▽

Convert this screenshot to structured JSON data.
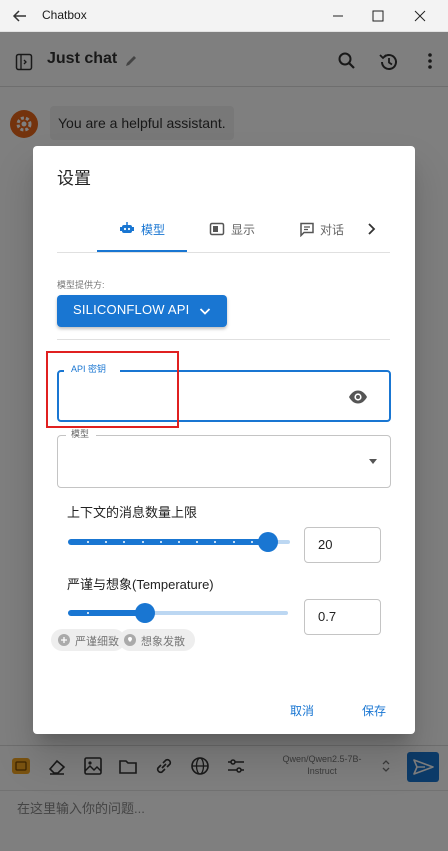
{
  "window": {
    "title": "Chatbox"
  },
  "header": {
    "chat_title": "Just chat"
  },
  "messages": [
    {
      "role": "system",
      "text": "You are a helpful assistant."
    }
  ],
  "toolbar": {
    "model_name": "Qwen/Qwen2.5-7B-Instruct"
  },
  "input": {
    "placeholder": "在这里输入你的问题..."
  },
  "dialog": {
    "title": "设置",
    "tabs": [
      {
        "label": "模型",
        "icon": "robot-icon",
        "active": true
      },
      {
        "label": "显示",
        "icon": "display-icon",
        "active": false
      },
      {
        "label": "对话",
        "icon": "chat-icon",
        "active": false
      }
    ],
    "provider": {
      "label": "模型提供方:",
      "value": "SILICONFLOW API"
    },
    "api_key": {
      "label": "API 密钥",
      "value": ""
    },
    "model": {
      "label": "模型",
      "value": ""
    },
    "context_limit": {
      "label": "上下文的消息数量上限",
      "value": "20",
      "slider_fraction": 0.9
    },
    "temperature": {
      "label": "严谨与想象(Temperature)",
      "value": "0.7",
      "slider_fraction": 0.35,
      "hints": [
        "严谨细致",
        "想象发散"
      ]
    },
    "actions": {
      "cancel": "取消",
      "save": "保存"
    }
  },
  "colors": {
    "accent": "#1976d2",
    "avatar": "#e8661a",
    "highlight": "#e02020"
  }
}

△

PROBLEM DETAILS
Print every entry exactly as written, without the pictures.

COMPLETE OUTPUT
Convert this screenshot to structured JSON data.
{
  "window": {
    "title": "Chatbox"
  },
  "header": {
    "chat_title": "Just chat"
  },
  "messages": [
    {
      "role": "system",
      "text": "You are a helpful assistant."
    }
  ],
  "toolbar": {
    "model_name": "Qwen/Qwen2.5-7B-Instruct"
  },
  "input": {
    "placeholder": "在这里输入你的问题..."
  },
  "dialog": {
    "title": "设置",
    "tabs": [
      {
        "label": "模型",
        "icon": "robot-icon",
        "active": true
      },
      {
        "label": "显示",
        "icon": "display-icon",
        "active": false
      },
      {
        "label": "对话",
        "icon": "chat-icon",
        "active": false
      }
    ],
    "provider": {
      "label": "模型提供方:",
      "value": "SILICONFLOW API"
    },
    "api_key": {
      "label": "API 密钥",
      "value": ""
    },
    "model": {
      "label": "模型",
      "value": ""
    },
    "context_limit": {
      "label": "上下文的消息数量上限",
      "value": "20",
      "slider_fraction": 0.9
    },
    "temperature": {
      "label": "严谨与想象(Temperature)",
      "value": "0.7",
      "slider_fraction": 0.35,
      "hints": [
        "严谨细致",
        "想象发散"
      ]
    },
    "actions": {
      "cancel": "取消",
      "save": "保存"
    }
  },
  "colors": {
    "accent": "#1976d2",
    "avatar": "#e8661a",
    "highlight": "#e02020"
  }
}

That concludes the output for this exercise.